What the task requires: Count the lines in the data below that contain the string "text", with case mattering, and give only the number.

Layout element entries
▬▬▬▬▬▬▬▬▬▬

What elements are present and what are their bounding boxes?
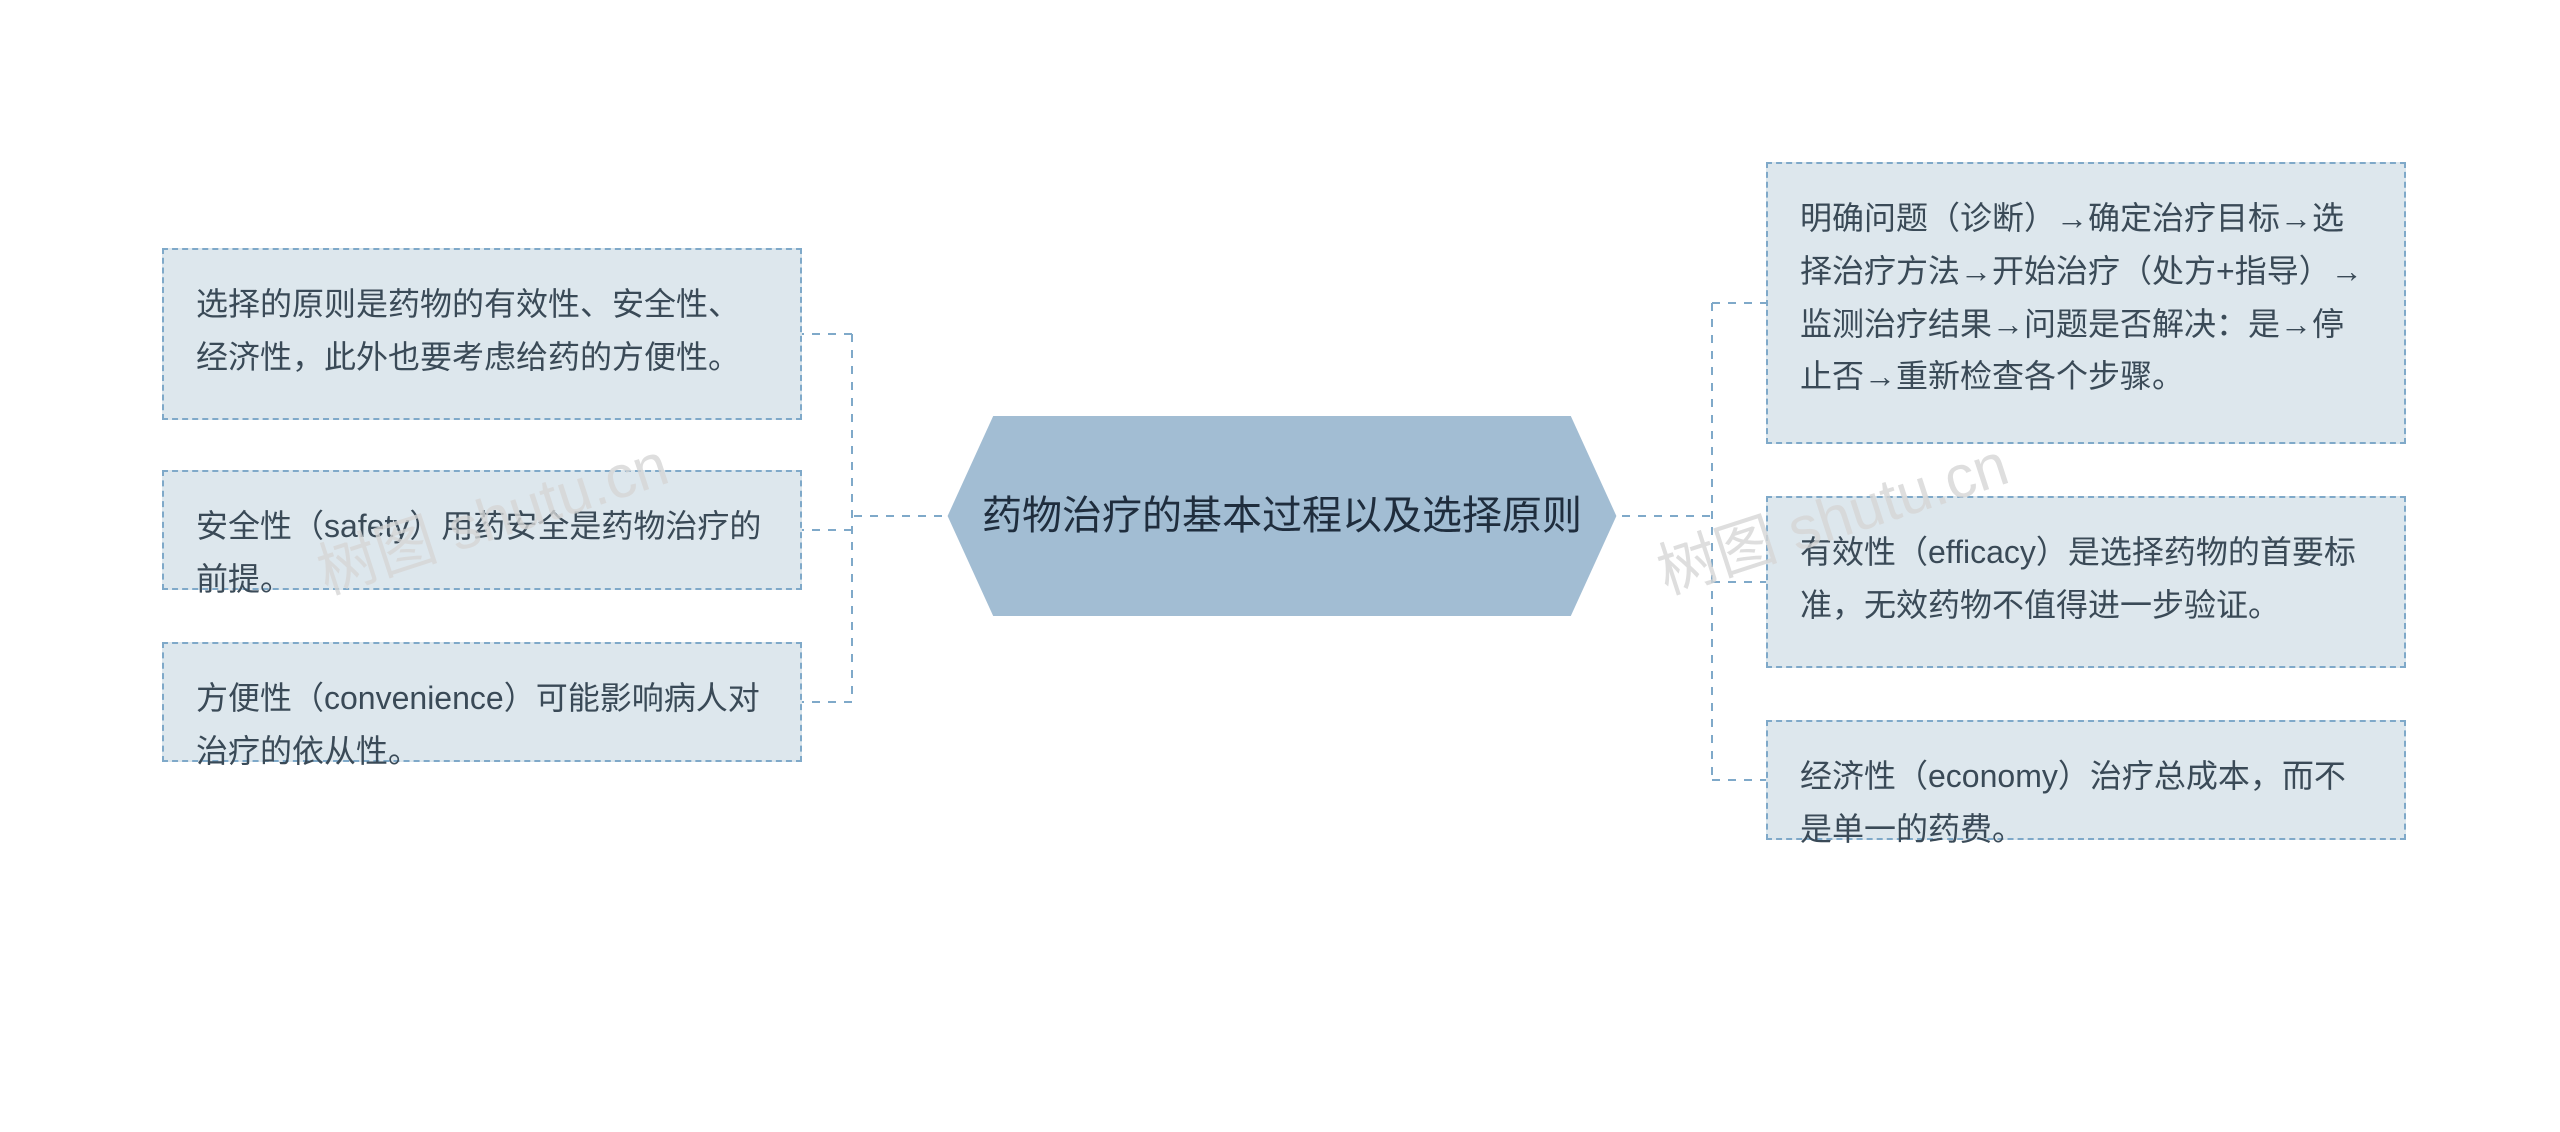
left-branch-1: 安全性（safety）用药安全是药物治疗的前提。 (162, 470, 802, 590)
left-branch-0: 选择的原则是药物的有效性、安全性、经济性，此外也要考虑给药的方便性。 (162, 248, 802, 420)
left-branch-2-text: 方便性（convenience）可能影响病人对治疗的依从性。 (196, 672, 768, 778)
center-topic-text: 药物治疗的基本过程以及选择原则 (902, 485, 1662, 547)
right-branch-1-text: 有效性（efficacy）是选择药物的首要标准，无效药物不值得进一步验证。 (1800, 526, 2372, 632)
center-topic: 药物治疗的基本过程以及选择原则 (902, 416, 1662, 616)
left-branch-2: 方便性（convenience）可能影响病人对治疗的依从性。 (162, 642, 802, 762)
right-branch-2: 经济性（economy）治疗总成本，而不是单一的药费。 (1766, 720, 2406, 840)
right-branch-2-text: 经济性（economy）治疗总成本，而不是单一的药费。 (1800, 750, 2372, 856)
right-branch-0-text: 明确问题（诊断）→确定治疗目标→选择治疗方法→开始治疗（处方+指导）→监测治疗结… (1800, 192, 2372, 403)
right-branch-0: 明确问题（诊断）→确定治疗目标→选择治疗方法→开始治疗（处方+指导）→监测治疗结… (1766, 162, 2406, 444)
left-branch-1-text: 安全性（safety）用药安全是药物治疗的前提。 (196, 500, 768, 606)
mindmap-canvas: 药物治疗的基本过程以及选择原则 选择的原则是药物的有效性、安全性、经济性，此外也… (0, 0, 2560, 1132)
left-branch-0-text: 选择的原则是药物的有效性、安全性、经济性，此外也要考虑给药的方便性。 (196, 278, 768, 384)
right-branch-1: 有效性（efficacy）是选择药物的首要标准，无效药物不值得进一步验证。 (1766, 496, 2406, 668)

▬▬▬▬▬▬▬▬▬▬

Solution to this exercise: 7